Written instruction: Copy the data precisely, character for character, and leave out every picture.

Stored rows:
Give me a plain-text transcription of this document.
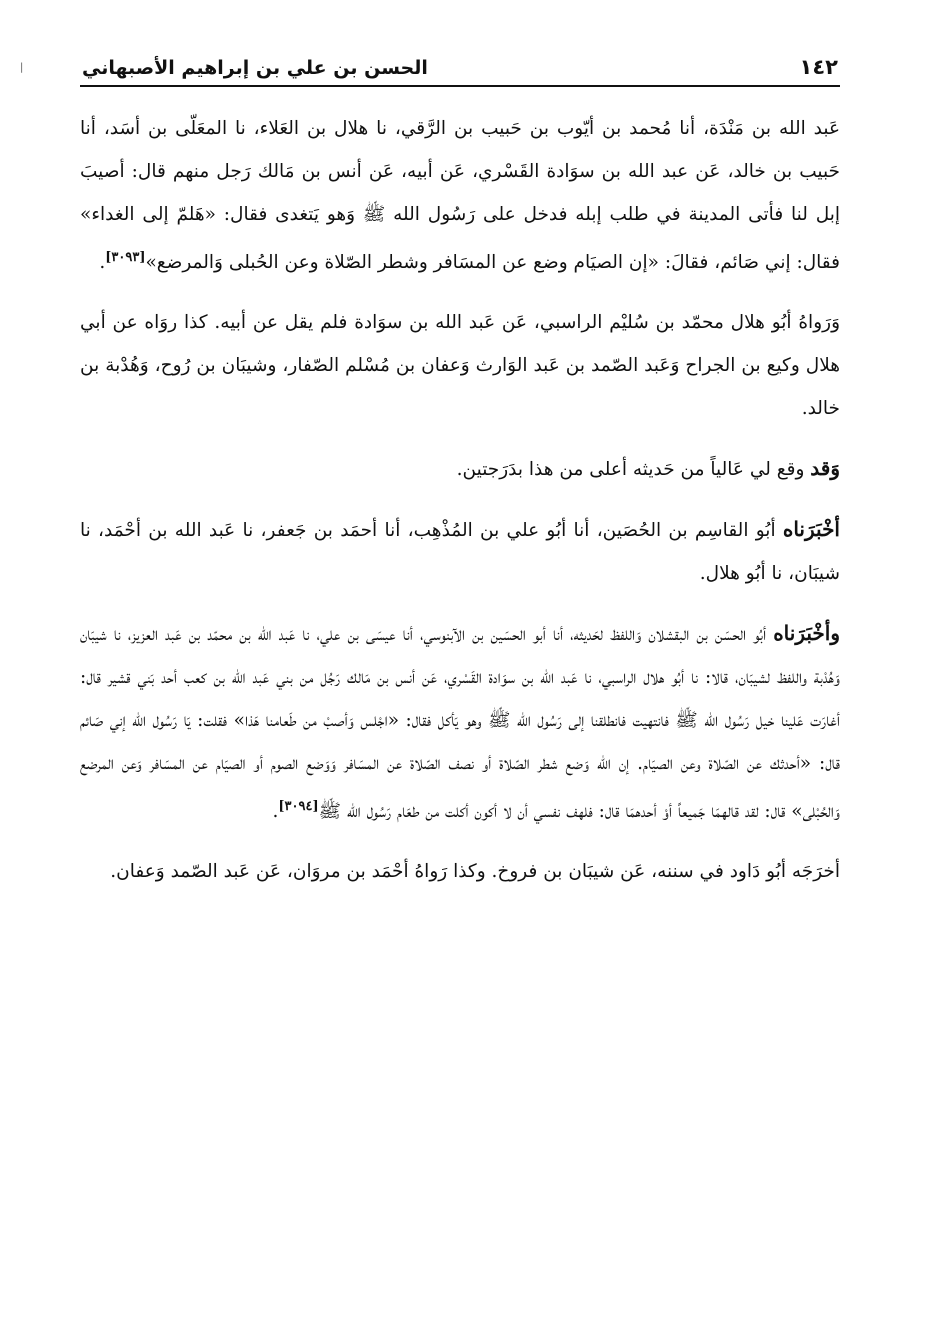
|	الحسن بن علي بن إبراهيم الأصبهاني	١٤٢

عَبد الله بن مَنْدَة، أنا مُحمد بن أيّوب بن حَبيب بن الرَّقي، نا هلال بن العَلاء، نا المعَلّى بن أسَد، أنا حَبيب بن خالد، عَن عبد الله بن سوَادة القَسْري، عَن أبيه، عَن أنس بن مَالك رَجل منهم قال: أصيبَ إبل لنا فأتى المدينة في طلب إبله فدخل على رَسُول الله ﷺ وَهو يَتغدى فقال: «هَلمّ إلى الغداء» فقال: إني صَائم، فقالَ: «إن الصيَام وضع عن المسَافر وشطر الصّلاة وعن الحُبلى وَالمرضع»[٣٠٩٣].

وَرَواهُ أبُو هلال محمّد بن سُليْم الراسبي، عَن عَبد الله بن سوَادة فلم يقل عن أبيه. كذا روَاه عن أبي هلال وكيع بن الجراح وَعَبد الصّمد بن عَبد الوَارث وَعفان بن مُسْلم الصّفار، وشيبَان بن رُوح، وَهُدْبة بن خالد.

وَقد وقع لي عَالياً من حَديثه أعلى من هذا بدَرَجتين.

أخْبَرَناه أبُو القاسِم بن الحُصَين، أنا أبُو علي بن المُذْهِب، أنا أحمَد بن جَعفر، نا عَبد الله بن أحْمَد، نا شيبَان، نا أبُو هلال.

وأخْبَرَناه أبُو الحسَن بن البقشلان وَاللفظ لحَديثه، أنا أبو الحسَين بن الآبنوسي، أنا عيسَى بن علي، نا عَبد الله بن محمّد بن عَبد العزيز، نا شيبَان وَهُدْبة واللفظ لشيبَان، قالا: نا أبُو هلال الراسبي، نا عَبد الله بن سوَادة القَسْري، عَن أنس بن مَالك رَجُل من بني عَبد الله بن كعب أحد بَني قشير قال: أغارَت عَلينا خيل رَسُول الله ﷺ فانتهيت فانطلقنا إلى رَسُول الله ﷺ وهو يَأكل فقال: «اجْلس وَأصبْ من طَعامنا هَذا» فقلت: يَا رَسُول الله إني صَائم قال: «أحدثك عن الصّلاة وعن الصيَام. إن الله وَضع شطر الصّلاة أو نصف الصّلاة عن المسَافر وَوَضع الصوم أو الصيَام عن المسَافر وَعن المرضع وَالحُبْلى» قال: لقد قالهمَا جَميعاً أوْ أحدهمَا قال: فلهف نفسي أن لا أكون أكلت من طعَام رَسُول الله ﷺ[٣٠٩٤].

أخرَجَه أبُو دَاود في سننه، عَن شيبَان بن فروخ. وكذا رَواهُ أحْمَد بن مروَان، عَن عَبد الصّمد وَعفان.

Task answer:
Give me a plain-text transcription of this document.
|	الحسن بن علي بن إبراهيم الأصبهاني	١٤٢

عَبد الله بن مَنْدَة، أنا مُحمد بن أيّوب بن حَبيب بن الرَّقي، نا هلال بن العَلاء، نا المعَلّى بن أسَد، أنا حَبيب بن خالد، عَن عبد الله بن سوَادة القَسْري، عَن أبيه، عَن أنس بن مَالك رَجل منهم قال: أصيبَ إبل لنا فأتى المدينة في طلب إبله فدخل على رَسُول الله ﷺ وَهو يَتغدى فقال: «هَلمّ إلى الغداء» فقال: إني صَائم، فقالَ: «إن الصيَام وضع عن المسَافر وشطر الصّلاة وعن الحُبلى وَالمرضع»[٣٠٩٣].

وَرَواهُ أبُو هلال محمّد بن سُليْم الراسبي، عَن عَبد الله بن سوَادة فلم يقل عن أبيه. كذا روَاه عن أبي هلال وكيع بن الجراح وَعَبد الصّمد بن عَبد الوَارث وَعفان بن مُسْلم الصّفار، وشيبَان بن رُوح، وَهُدْبة بن خالد.

وَقد وقع لي عَالياً من حَديثه أعلى من هذا بدَرَجتين.

أخْبَرَناه أبُو القاسِم بن الحُصَين، أنا أبُو علي بن المُذْهِب، أنا أحمَد بن جَعفر، نا عَبد الله بن أحْمَد، نا شيبَان، نا أبُو هلال.

وأخْبَرَناه أبُو الحسَن بن البقشلان وَاللفظ لحَديثه، أنا أبو الحسَين بن الآبنوسي، أنا عيسَى بن علي، نا عَبد الله بن محمّد بن عَبد العزيز، نا شيبَان وَهُدْبة واللفظ لشيبَان، قالا: نا أبُو هلال الراسبي، نا عَبد الله بن سوَادة القَسْري، عَن أنس بن مَالك رَجُل من بني عَبد الله بن كعب أحد بَني قشير قال: أغارَت عَلينا خيل رَسُول الله ﷺ فانتهيت فانطلقنا إلى رَسُول الله ﷺ وهو يَأكل فقال: «اجْلس وَأصبْ من طَعامنا هَذا» فقلت: يَا رَسُول الله إني صَائم قال: «أحدثك عن الصّلاة وعن الصيَام. إن الله وَضع شطر الصّلاة أو نصف الصّلاة عن المسَافر وَوَضع الصوم أو الصيَام عن المسَافر وَعن المرضع وَالحُبْلى» قال: لقد قالهمَا جَميعاً أوْ أحدهمَا قال: فلهف نفسي أن لا أكون أكلت من طعَام رَسُول الله ﷺ[٣٠٩٤].

أخرَجَه أبُو دَاود في سننه، عَن شيبَان بن فروخ. وكذا رَواهُ أحْمَد بن مروَان، عَن عَبد الصّمد وَعفان.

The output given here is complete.